§ Source data
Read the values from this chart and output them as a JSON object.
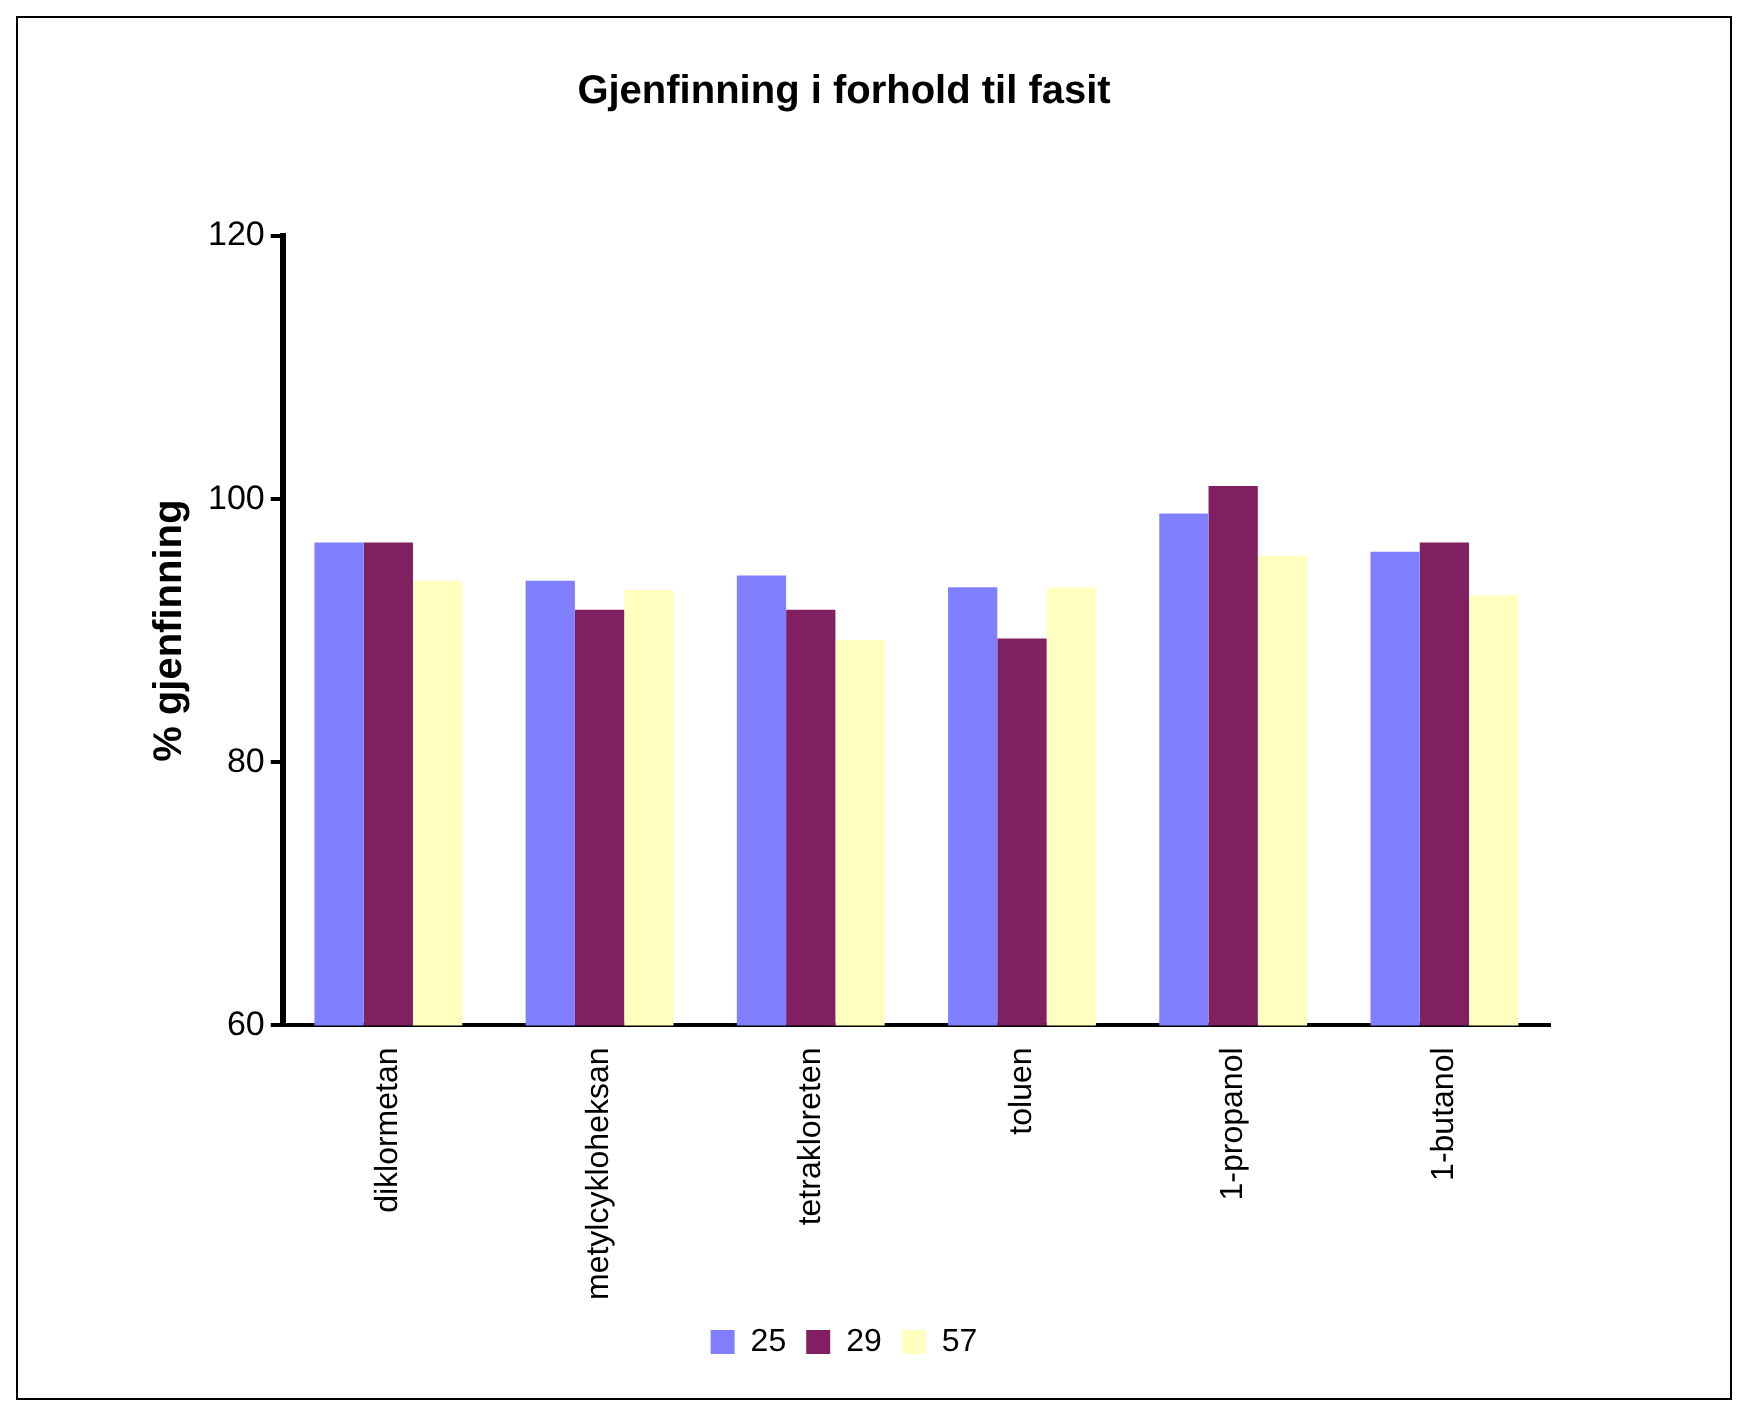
{
  "chart_data": {
    "type": "bar",
    "title": "Gjenfinning i forhold til fasit",
    "ylabel": "% gjenfinning",
    "categories": [
      "diklormetan",
      "metylcykloheksan",
      "tetrakloreten",
      "toluen",
      "1-propanol",
      "1-butanol"
    ],
    "series": [
      {
        "name": "25",
        "color": "#8080ff",
        "values": [
          96.7,
          93.8,
          94.2,
          93.3,
          98.9,
          96.0
        ]
      },
      {
        "name": "29",
        "color": "#802060",
        "values": [
          96.7,
          91.6,
          91.6,
          89.4,
          101.0,
          96.7
        ]
      },
      {
        "name": "57",
        "color": "#ffffc0",
        "values": [
          93.8,
          93.1,
          89.3,
          93.3,
          95.7,
          92.7
        ]
      }
    ],
    "ylim": [
      60,
      120
    ],
    "yticks": [
      60,
      80,
      100,
      120
    ],
    "grid": false,
    "legend": "bottom"
  }
}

§ Description of the task
In the records above, find each line that holds the word "color"; copy all such lines.

§ Worked solution
        "color": "#8080ff",
        "color": "#802060",
        "color": "#ffffc0",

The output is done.